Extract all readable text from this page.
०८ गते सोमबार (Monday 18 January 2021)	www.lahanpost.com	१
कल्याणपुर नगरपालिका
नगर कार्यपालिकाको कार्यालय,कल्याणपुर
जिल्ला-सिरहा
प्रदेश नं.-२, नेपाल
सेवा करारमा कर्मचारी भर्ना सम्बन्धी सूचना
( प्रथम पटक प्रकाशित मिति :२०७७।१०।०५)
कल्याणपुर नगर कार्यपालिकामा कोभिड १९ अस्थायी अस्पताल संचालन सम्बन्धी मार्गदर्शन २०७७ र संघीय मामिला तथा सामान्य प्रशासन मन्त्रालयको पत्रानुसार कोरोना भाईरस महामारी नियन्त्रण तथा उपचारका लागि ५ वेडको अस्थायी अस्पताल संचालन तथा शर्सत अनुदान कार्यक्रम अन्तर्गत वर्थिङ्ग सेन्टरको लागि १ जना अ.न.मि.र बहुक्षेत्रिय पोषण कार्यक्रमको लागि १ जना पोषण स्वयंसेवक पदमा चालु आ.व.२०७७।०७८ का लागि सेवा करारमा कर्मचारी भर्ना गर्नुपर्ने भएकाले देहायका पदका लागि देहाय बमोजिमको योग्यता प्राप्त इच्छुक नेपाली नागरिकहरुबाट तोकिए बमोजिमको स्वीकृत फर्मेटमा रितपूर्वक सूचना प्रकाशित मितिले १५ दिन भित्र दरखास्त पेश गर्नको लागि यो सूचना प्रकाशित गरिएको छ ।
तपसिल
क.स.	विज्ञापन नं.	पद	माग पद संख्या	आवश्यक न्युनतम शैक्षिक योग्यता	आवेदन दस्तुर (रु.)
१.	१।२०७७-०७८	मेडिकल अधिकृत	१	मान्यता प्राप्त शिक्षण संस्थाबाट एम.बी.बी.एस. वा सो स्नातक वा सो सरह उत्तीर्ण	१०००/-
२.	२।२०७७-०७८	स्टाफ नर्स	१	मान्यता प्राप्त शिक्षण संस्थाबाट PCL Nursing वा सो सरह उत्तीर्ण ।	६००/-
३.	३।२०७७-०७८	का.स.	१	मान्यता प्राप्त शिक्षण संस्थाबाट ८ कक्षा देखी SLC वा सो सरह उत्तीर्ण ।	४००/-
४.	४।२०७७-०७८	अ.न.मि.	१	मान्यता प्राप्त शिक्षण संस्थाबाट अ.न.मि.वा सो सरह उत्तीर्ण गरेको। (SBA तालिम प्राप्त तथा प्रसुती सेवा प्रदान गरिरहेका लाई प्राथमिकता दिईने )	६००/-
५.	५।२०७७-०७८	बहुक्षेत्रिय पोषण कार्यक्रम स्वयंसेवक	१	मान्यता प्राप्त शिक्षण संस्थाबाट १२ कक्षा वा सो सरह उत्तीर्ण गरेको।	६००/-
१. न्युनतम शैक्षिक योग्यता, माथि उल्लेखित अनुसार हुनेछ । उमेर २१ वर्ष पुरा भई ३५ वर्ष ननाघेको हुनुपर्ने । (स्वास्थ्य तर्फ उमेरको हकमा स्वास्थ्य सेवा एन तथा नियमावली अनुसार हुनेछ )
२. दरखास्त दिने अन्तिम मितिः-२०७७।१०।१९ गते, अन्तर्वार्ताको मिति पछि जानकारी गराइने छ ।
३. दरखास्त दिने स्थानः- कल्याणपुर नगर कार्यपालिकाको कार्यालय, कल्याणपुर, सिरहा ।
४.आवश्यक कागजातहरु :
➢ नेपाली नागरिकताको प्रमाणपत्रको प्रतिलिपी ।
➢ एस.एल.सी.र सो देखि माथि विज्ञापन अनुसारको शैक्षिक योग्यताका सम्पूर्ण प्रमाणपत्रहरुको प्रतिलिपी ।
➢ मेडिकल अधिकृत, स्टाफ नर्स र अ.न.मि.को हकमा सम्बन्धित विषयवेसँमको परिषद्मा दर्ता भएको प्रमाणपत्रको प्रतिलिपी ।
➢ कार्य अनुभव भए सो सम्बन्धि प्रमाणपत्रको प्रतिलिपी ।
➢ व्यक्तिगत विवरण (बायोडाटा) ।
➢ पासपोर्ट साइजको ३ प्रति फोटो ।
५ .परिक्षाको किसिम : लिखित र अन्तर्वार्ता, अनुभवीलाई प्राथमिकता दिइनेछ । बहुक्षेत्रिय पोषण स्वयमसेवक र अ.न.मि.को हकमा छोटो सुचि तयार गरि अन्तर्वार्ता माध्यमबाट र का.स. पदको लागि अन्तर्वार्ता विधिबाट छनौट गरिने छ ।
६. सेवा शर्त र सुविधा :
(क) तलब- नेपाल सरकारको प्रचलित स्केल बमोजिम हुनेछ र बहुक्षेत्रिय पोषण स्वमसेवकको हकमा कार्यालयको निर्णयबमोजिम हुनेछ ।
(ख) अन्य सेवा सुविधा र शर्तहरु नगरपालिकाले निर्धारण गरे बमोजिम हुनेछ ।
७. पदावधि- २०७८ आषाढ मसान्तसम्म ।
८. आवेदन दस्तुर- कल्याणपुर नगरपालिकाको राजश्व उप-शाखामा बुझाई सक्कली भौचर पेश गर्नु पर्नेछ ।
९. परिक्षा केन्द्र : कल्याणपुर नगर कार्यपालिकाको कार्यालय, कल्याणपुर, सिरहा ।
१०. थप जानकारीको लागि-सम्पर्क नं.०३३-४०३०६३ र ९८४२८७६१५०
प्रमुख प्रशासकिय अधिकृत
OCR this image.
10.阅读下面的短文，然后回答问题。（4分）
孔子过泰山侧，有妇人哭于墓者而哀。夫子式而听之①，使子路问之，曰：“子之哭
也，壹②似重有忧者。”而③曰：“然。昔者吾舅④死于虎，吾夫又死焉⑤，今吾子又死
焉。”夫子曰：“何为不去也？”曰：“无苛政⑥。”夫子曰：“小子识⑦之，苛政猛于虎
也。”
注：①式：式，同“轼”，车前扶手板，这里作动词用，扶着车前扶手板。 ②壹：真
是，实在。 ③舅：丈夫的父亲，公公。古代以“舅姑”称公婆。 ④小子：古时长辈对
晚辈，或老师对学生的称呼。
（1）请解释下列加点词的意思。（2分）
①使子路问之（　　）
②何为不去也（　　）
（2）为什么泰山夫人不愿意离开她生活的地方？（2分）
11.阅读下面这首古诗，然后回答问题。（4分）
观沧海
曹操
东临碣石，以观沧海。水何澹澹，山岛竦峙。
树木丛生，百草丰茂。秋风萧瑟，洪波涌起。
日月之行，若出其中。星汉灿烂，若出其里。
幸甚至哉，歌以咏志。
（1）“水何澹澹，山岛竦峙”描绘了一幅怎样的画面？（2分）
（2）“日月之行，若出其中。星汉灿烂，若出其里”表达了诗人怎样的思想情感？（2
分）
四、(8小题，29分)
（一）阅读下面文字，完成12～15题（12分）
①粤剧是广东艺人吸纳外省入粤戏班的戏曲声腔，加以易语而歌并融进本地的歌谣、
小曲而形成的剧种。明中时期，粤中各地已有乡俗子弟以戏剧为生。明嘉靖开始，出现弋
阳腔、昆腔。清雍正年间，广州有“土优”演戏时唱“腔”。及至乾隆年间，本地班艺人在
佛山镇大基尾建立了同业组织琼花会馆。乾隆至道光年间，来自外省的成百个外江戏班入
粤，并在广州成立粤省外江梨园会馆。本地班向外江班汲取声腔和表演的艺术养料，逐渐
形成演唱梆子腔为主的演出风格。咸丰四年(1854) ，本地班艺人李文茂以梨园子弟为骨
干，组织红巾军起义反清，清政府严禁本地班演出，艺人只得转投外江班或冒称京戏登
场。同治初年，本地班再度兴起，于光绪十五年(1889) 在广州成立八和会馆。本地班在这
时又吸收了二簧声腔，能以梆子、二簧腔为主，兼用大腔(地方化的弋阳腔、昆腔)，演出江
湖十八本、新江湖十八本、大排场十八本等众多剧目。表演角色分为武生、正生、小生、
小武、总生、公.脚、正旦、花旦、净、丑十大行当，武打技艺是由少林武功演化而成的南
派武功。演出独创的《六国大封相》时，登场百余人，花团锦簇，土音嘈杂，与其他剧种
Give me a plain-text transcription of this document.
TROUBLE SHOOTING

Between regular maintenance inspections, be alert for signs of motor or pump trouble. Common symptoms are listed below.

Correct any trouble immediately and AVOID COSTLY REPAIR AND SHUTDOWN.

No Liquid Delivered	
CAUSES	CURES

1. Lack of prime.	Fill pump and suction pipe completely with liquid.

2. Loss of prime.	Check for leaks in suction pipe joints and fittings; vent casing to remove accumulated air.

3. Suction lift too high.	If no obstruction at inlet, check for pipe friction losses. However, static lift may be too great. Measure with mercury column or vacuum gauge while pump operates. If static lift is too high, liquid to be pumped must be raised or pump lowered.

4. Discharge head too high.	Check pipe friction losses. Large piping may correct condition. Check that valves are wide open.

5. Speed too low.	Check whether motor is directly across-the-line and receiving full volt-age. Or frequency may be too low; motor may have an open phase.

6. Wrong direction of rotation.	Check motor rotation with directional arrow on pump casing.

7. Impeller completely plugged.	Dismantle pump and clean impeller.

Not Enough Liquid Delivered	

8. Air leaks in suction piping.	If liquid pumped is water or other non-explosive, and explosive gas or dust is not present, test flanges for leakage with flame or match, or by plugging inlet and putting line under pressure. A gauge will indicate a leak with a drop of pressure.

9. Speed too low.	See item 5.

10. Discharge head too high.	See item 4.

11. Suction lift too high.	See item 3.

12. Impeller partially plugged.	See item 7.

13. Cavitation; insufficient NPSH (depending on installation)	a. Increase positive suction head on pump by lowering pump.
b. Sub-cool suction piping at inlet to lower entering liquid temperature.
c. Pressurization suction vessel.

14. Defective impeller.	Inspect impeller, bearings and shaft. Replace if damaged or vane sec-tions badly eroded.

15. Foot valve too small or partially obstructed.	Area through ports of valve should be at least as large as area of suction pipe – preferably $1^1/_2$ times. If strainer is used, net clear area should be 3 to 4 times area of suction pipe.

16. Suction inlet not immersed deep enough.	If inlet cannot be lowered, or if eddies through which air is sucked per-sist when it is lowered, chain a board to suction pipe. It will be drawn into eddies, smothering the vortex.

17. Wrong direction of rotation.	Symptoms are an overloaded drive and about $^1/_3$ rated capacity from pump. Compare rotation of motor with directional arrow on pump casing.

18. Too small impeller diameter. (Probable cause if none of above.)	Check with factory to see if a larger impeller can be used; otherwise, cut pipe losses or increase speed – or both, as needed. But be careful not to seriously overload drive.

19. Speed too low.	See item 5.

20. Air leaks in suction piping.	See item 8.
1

Task objective - Identify the lines in the entries above that contain "rotation", then copy them out.

Output for this task -
6. Wrong direction of rotation.	Check motor rotation with directional arrow on pump casing.
17. Wrong direction of rotation.	Symptoms are an overloaded drive and about $^1/_3$ rated capacity from pump. Compare rotation of motor with directional arrow on pump casing.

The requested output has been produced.